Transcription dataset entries
☆ ☆ ☆

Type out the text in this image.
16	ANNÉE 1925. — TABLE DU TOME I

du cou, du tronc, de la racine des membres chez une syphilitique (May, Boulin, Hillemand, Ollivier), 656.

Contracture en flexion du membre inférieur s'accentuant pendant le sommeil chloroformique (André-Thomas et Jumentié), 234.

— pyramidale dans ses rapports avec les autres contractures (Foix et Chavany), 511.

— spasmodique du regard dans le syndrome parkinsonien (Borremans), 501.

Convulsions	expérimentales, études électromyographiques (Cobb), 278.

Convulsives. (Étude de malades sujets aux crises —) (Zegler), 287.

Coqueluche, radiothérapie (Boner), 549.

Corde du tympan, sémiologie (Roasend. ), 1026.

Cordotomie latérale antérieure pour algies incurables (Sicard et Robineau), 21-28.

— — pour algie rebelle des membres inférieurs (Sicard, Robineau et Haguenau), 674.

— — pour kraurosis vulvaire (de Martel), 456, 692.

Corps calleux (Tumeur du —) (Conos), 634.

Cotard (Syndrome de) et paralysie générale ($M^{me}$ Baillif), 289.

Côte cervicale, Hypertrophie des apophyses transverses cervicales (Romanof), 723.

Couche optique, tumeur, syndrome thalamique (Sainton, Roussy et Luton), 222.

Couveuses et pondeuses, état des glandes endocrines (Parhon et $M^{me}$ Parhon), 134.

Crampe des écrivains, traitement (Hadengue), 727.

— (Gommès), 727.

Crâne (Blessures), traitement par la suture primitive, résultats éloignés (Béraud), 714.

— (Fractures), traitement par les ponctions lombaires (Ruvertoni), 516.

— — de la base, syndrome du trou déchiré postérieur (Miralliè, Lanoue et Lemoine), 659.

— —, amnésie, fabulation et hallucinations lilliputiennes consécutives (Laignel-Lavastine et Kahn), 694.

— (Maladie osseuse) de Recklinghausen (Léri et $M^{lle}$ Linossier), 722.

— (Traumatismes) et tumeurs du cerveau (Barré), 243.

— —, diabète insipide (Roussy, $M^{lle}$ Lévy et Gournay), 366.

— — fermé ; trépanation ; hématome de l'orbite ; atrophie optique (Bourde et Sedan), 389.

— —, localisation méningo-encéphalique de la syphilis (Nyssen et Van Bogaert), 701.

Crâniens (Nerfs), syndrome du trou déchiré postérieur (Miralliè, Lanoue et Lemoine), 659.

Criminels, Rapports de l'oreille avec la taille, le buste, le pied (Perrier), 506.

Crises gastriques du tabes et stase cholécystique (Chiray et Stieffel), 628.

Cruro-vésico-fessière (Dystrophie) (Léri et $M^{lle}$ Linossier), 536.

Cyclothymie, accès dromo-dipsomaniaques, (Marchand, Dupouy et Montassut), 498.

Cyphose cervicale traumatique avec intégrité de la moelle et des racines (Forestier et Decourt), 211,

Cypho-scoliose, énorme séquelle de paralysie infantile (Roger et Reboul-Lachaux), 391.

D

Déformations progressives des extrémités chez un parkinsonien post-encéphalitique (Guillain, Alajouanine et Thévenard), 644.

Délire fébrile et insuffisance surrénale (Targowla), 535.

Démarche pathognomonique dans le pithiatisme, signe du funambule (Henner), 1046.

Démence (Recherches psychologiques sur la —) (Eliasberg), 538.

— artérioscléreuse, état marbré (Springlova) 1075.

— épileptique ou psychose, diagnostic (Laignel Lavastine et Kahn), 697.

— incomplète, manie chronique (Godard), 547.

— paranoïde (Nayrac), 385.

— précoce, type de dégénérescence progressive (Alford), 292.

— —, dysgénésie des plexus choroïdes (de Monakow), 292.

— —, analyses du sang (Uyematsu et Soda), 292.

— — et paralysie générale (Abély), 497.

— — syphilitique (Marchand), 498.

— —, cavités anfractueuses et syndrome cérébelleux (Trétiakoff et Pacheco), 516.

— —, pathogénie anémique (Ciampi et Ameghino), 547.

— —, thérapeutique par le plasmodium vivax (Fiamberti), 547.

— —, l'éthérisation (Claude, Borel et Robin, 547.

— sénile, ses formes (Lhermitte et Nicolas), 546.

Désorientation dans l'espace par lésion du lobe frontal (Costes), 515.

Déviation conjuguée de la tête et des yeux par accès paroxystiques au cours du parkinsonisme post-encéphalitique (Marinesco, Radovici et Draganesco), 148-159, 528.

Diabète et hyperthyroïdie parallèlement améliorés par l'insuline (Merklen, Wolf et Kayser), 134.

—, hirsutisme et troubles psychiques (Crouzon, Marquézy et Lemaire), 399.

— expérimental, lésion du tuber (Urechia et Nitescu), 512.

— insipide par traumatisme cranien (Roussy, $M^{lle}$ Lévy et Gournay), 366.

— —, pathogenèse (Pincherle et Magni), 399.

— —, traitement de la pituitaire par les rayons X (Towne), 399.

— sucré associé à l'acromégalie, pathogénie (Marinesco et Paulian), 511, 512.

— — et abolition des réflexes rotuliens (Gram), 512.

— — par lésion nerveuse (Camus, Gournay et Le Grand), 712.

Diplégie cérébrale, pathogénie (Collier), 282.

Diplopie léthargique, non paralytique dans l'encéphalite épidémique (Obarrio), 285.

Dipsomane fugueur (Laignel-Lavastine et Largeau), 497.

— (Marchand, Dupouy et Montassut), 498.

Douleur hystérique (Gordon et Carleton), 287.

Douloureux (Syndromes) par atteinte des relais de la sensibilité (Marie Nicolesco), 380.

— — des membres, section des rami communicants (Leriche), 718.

☆ ☆ ☆

Assignment: List the lines of the entries that include "Marinesco".

Response to the task:
Déviation conjuguée de la tête et des yeux par accès paroxystiques au cours du parkinsonisme post-encéphalitique (Marinesco, Radovici et Draganesco), 148-159, 528.
— sucré associé à l'acromégalie, pathogénie (Marinesco et Paulian), 511, 512.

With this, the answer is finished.